> **What needs to be done**
Lines holding the string "frac" are the ones to copy from this listing.

☆ ☆ ☆ ☆

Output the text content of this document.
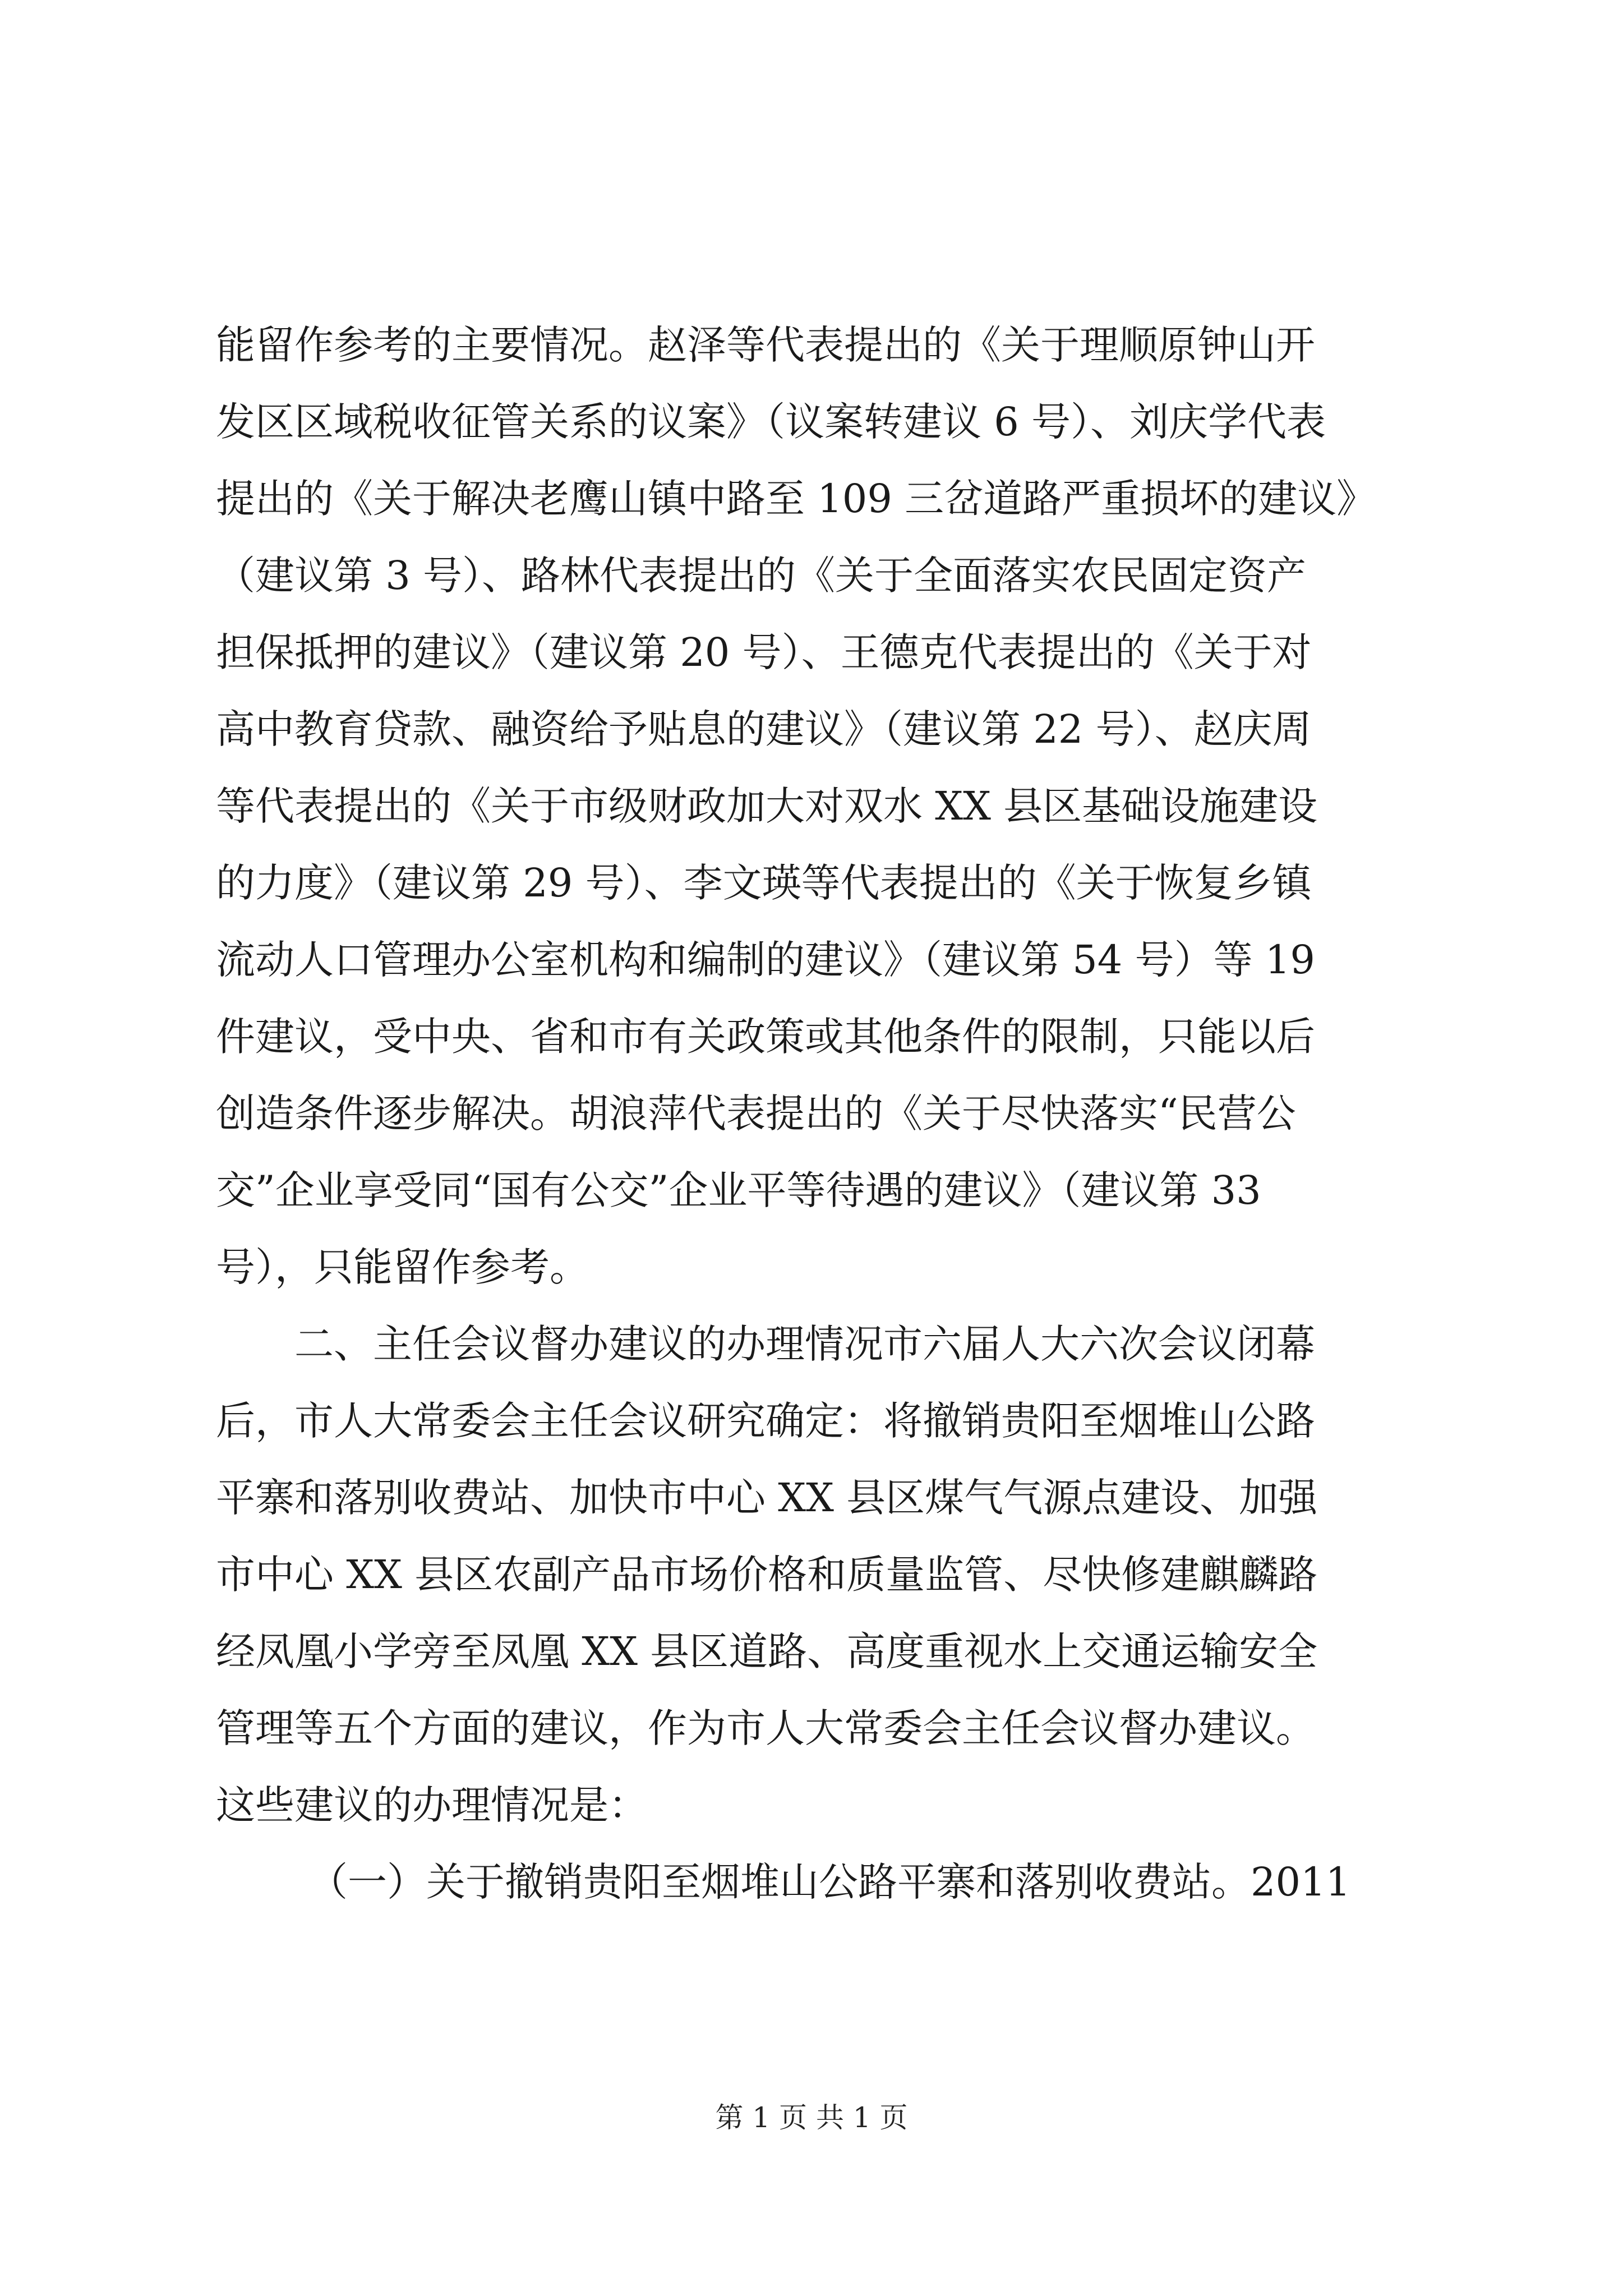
能留作参考的主要情况。赵泽等代表提出的《关于理顺原钟山开
发区区域税收征管关系的议案》（议案转建议 6 号）、刘庆学代表
提出的《关于解决老鹰山镇中路至 109 三岔道路严重损坏的建议》
（建议第 3 号）、路林代表提出的《关于全面落实农民固定资产
担保抵押的建议》（建议第 20 号）、王德克代表提出的《关于对
高中教育贷款、融资给予贴息的建议》（建议第 22 号）、赵庆周
等代表提出的《关于市级财政加大对双水 XX 县区基础设施建设
的力度》（建议第 29 号）、李文瑛等代表提出的《关于恢复乡镇
流动人口管理办公室机构和编制的建议》（建议第 54 号）等 19
件建议，受中央、省和市有关政策或其他条件的限制，只能以后
创造条件逐步解决。胡浪萍代表提出的《关于尽快落实“民营公
交”企业享受同“国有公交”企业平等待遇的建议》（建议第 33
号），只能留作参考。
二、主任会议督办建议的办理情况市六届人大六次会议闭幕
后，市人大常委会主任会议研究确定：将撤销贵阳至烟堆山公路
平寨和落别收费站、加快市中心 XX 县区煤气气源点建设、加强
市中心 XX 县区农副产品市场价格和质量监管、尽快修建麒麟路
经凤凰小学旁至凤凰 XX 县区道路、高度重视水上交通运输安全
管理等五个方面的建议，作为市人大常委会主任会议督办建议。
这些建议的办理情况是：
（一）关于撤销贵阳至烟堆山公路平寨和落别收费站。2011
第 1 页 共 1 页
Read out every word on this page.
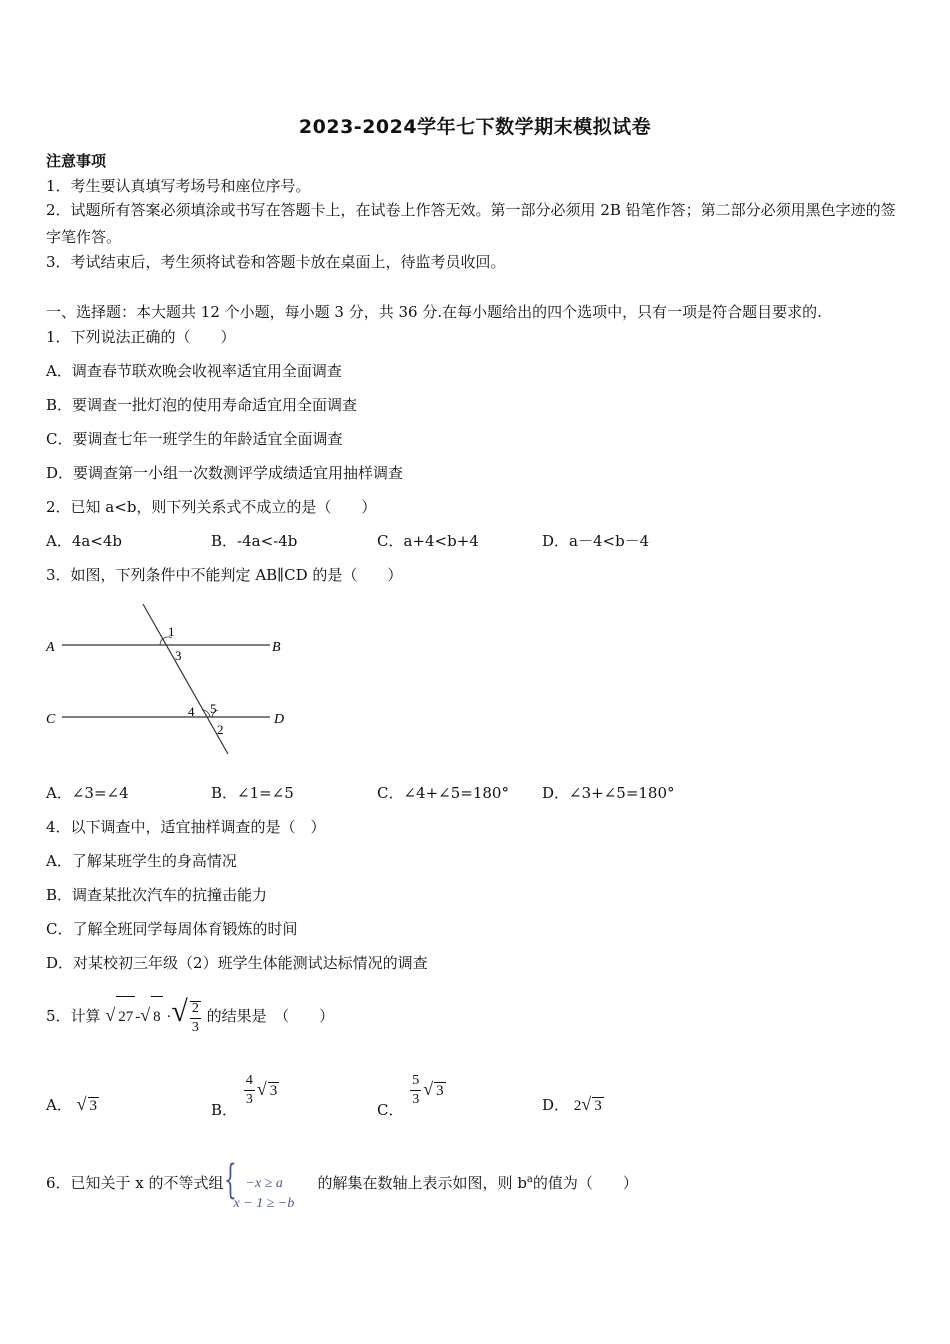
2023-2024学年七下数学期末模拟试卷
注意事项
1．考生要认真填写考场号和座位序号。
2．试题所有答案必须填涂或书写在答题卡上，在试卷上作答无效。第一部分必须用 2B 铅笔作答；第二部分必须用黑色字迹的签字笔作答。
3．考试结束后，考生须将试卷和答题卡放在桌面上，待监考员收回。
一、选择题：本大题共 12 个小题，每小题 3 分，共 36 分.在每小题给出的四个选项中，只有一项是符合题目要求的.
1．下列说法正确的（　　）
A．调查春节联欢晚会收视率适宜用全面调查
B．要调查一批灯泡的使用寿命适宜用全面调查
C．要调查七年一班学生的年龄适宜全面调查
D．要调查第一小组一次数测评学成绩适宜用抽样调查
2．已知 a<b，则下列关系式不成立的是（　　）
A．4a<4b	B．-4a<-4b	C．a+4<b+4	D．a－4<b－4
3．如图，下列条件中不能判定 AB∥CD 的是（　　）
A	B
C	D
1
3
4 5
2
A．∠3=∠4	B．∠1=∠5	C．∠4+∠5=180° D．∠3+∠5=180°
4．以下调查中，适宜抽样调查的是（　）
A．了解某班学生的身高情况
B．调查某批次汽车的抗撞击能力
C．了解全班同学每周体育锻炼的时间
D．对某校初三年级（2）班学生体能测试达标情况的调查
5．计算 √ 27 -√ 8 ·√ $\frac{2}{3}$ 的结果是　（　　）
A． √ 3	B．
$\frac{4}{3}$ √ 3
C．
$\frac{5}{3}$ √ 3
D． 2√ 3
6．已知关于 x 的不等式组 { −x ≥ a
x − 1 ≥ −b
的解集在数轴上表示如图，则 $b^a$的值为（　　）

☆ ☆ ☆ ☆

> **Solution for this task**
5．计算 √ 27 -√ 8 ·√ $\frac{2}{3}$ 的结果是　（　　）
$\frac{4}{3}$ √ 3
$\frac{5}{3}$ √ 3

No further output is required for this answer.